### [Work to complete]
Locate the lines that hold the string "document". Copy every such line.

### [Stored records]
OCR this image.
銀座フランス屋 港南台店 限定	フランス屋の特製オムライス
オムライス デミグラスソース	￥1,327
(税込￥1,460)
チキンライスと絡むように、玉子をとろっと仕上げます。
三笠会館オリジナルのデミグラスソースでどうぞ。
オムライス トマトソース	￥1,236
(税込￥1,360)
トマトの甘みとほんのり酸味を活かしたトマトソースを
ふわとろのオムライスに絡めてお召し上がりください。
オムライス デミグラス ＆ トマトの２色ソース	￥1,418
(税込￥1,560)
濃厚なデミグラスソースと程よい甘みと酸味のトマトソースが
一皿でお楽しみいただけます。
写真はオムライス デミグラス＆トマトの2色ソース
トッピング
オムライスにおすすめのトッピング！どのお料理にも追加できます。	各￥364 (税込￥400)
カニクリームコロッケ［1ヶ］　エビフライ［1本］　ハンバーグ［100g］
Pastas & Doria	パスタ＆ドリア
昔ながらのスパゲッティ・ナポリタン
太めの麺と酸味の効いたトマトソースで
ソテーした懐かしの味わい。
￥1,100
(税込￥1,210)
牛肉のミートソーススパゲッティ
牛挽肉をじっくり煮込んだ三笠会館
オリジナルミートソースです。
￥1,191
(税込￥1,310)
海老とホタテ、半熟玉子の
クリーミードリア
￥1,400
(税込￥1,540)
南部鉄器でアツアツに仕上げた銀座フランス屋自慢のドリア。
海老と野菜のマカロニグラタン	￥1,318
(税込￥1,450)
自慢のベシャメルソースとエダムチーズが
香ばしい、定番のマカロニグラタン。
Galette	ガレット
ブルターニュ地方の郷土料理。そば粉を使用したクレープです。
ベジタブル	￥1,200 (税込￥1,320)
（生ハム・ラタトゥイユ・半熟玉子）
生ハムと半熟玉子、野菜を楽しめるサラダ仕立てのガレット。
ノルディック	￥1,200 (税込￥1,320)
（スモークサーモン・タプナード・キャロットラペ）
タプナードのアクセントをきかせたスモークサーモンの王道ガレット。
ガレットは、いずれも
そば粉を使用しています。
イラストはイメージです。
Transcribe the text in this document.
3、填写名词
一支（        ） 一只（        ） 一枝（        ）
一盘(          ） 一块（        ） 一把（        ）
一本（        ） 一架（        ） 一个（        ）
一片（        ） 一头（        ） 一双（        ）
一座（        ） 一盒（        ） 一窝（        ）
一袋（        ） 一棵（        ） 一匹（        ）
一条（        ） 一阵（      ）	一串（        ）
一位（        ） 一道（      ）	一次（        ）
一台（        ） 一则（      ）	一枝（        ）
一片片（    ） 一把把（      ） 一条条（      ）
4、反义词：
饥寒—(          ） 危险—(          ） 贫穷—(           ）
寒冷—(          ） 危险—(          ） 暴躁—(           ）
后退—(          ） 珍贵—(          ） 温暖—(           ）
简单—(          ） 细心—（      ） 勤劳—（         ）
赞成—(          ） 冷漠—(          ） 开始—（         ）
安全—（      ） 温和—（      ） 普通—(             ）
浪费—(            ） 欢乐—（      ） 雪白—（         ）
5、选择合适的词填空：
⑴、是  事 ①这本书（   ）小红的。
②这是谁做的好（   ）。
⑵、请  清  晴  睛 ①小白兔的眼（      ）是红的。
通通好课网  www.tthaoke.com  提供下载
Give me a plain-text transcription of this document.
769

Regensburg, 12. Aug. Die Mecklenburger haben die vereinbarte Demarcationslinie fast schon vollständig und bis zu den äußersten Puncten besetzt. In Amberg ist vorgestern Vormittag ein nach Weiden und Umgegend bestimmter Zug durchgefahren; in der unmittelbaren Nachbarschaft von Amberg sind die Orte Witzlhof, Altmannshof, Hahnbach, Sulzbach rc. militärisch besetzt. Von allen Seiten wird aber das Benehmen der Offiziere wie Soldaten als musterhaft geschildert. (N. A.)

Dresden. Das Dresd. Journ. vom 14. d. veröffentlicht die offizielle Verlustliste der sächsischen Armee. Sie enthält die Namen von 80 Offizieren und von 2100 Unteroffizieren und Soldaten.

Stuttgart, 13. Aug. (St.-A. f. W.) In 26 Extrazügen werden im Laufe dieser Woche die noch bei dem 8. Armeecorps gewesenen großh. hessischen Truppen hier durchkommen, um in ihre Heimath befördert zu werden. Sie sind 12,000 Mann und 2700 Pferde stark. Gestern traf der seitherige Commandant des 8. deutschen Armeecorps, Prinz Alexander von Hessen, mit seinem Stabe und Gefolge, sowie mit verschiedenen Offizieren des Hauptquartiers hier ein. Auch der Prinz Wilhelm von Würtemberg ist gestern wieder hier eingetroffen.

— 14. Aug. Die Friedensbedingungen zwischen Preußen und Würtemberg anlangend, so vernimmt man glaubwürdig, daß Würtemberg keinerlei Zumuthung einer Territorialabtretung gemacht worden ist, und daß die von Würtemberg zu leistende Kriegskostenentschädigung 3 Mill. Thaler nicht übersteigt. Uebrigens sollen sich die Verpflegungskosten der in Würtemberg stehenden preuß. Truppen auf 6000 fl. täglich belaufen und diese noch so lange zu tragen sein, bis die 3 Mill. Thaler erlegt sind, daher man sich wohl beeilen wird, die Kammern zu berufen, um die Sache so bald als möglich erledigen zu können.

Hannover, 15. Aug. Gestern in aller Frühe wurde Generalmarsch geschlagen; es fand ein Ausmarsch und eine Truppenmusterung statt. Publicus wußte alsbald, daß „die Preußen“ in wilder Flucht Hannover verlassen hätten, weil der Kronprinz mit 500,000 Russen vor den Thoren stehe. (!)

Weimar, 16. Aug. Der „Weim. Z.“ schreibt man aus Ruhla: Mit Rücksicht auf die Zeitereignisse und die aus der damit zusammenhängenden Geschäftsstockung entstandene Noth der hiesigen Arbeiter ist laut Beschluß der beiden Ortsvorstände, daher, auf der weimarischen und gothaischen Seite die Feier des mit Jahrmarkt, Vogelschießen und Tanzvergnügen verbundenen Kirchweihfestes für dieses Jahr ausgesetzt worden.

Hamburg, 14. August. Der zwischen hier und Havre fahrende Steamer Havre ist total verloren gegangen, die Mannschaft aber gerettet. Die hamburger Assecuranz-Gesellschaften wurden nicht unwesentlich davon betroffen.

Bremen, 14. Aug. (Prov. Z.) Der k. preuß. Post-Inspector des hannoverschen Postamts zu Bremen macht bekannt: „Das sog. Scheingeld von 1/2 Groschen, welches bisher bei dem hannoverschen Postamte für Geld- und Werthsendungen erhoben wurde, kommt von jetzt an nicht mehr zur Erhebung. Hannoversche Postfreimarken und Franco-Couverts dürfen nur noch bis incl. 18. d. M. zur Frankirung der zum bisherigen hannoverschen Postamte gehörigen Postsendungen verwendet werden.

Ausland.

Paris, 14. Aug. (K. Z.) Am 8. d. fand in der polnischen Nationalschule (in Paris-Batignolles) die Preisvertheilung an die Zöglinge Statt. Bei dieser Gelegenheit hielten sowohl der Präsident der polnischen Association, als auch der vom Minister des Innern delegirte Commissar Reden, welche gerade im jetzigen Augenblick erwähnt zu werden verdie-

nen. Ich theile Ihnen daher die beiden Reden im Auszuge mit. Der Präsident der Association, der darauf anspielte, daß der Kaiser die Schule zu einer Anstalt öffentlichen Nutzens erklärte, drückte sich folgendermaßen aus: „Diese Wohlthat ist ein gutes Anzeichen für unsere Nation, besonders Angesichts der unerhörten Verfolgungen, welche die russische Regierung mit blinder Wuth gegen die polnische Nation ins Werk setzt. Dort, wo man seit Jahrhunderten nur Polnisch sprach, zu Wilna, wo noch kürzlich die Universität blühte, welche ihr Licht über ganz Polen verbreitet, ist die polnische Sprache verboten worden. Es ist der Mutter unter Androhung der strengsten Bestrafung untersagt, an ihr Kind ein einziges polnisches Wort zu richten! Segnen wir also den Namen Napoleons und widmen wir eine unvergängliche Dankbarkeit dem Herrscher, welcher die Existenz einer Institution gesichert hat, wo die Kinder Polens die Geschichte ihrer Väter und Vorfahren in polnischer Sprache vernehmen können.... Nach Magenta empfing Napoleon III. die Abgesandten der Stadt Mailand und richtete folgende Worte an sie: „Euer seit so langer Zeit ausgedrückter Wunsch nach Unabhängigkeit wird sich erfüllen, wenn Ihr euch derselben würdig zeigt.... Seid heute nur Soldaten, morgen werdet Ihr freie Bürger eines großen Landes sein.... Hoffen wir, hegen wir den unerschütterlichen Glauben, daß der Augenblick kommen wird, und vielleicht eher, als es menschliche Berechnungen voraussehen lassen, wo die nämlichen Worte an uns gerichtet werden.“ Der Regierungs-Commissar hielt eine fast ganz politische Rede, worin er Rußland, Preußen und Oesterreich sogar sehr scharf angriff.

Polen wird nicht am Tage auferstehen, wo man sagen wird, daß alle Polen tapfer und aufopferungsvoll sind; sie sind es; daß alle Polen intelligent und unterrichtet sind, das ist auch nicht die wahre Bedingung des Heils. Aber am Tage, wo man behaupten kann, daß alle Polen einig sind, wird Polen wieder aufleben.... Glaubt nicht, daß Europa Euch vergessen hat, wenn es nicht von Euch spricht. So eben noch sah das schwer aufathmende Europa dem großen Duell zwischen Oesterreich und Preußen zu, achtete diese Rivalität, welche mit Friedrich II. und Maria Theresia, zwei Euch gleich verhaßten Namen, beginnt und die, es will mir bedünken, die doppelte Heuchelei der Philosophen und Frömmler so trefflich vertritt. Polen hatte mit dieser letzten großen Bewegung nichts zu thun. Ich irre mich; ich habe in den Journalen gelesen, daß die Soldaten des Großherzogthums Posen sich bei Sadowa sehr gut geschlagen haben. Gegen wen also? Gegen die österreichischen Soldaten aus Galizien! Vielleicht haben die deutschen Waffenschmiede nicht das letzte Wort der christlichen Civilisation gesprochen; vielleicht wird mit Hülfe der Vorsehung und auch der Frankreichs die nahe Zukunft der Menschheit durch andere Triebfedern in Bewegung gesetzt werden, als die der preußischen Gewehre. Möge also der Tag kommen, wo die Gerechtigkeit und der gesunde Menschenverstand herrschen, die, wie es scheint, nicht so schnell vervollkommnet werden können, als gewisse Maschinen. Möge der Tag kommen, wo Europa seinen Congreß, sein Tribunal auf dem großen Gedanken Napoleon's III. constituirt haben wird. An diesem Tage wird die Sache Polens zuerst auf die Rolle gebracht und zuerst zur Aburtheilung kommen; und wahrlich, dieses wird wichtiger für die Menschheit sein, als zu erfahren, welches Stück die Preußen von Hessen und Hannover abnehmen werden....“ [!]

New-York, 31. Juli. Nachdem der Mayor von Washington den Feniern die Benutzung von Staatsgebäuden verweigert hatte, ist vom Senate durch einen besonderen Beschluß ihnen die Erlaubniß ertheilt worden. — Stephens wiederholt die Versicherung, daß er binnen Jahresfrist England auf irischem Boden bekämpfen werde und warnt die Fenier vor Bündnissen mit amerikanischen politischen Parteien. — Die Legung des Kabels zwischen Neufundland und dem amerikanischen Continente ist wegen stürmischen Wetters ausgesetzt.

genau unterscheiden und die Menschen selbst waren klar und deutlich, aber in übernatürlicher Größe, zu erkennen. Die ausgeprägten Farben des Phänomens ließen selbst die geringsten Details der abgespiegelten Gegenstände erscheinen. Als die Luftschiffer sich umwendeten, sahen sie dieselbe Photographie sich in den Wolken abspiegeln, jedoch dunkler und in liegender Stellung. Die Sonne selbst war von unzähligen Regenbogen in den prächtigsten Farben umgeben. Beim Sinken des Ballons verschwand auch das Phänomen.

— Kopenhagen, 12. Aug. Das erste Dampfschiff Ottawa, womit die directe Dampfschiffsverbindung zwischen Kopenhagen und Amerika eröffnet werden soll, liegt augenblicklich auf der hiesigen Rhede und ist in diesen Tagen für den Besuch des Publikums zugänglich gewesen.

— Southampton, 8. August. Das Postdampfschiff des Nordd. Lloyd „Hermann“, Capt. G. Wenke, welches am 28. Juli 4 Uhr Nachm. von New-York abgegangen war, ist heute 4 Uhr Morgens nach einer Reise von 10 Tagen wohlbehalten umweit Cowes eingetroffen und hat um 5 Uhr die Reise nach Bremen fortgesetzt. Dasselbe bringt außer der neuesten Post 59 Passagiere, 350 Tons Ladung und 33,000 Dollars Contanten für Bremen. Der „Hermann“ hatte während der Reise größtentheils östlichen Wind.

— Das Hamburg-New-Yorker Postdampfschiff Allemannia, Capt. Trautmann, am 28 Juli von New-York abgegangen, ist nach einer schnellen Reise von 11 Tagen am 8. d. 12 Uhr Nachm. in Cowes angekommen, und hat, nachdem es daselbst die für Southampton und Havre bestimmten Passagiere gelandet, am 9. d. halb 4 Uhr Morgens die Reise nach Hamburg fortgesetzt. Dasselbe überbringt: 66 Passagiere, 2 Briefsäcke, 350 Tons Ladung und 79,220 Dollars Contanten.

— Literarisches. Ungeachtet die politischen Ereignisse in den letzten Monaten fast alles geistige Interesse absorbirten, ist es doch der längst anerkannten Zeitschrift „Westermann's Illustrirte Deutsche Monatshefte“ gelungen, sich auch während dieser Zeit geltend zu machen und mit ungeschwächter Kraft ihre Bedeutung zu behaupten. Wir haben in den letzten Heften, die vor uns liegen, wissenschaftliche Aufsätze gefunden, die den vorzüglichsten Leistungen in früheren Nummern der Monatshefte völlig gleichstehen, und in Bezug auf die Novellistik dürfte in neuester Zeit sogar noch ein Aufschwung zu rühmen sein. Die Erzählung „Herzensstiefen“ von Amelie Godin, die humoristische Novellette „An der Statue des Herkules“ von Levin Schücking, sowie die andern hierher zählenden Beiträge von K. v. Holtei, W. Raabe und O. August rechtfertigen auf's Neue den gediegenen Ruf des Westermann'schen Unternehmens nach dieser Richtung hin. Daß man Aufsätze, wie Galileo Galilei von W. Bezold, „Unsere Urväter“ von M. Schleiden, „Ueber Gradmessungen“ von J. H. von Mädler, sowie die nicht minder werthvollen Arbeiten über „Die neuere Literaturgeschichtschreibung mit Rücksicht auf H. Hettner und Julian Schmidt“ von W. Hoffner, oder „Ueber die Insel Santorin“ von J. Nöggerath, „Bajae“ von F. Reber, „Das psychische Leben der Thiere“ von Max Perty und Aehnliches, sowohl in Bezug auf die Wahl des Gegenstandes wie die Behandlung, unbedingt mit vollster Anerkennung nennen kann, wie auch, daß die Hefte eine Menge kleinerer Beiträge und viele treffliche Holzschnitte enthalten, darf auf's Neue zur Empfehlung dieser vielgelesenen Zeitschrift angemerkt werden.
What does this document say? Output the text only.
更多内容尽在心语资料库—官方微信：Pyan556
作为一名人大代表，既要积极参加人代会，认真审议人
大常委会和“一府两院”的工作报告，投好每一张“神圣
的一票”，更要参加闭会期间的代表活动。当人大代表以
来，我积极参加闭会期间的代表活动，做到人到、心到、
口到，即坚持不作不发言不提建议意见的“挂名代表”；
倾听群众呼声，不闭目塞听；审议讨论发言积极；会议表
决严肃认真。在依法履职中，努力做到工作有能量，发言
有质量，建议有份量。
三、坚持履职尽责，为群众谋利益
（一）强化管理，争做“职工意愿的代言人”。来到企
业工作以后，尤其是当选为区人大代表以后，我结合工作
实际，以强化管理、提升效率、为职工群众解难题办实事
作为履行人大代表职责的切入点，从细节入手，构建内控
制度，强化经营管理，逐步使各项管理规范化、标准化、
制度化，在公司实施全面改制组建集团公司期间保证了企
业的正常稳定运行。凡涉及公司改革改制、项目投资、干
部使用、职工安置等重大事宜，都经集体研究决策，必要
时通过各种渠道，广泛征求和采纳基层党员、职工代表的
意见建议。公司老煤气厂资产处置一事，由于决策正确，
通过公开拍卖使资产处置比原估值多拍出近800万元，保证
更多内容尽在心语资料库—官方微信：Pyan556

### [Task response]
Transcribe the text in this document.
Give me a plain-text transcription of this document.
What does this document say? Output the text only.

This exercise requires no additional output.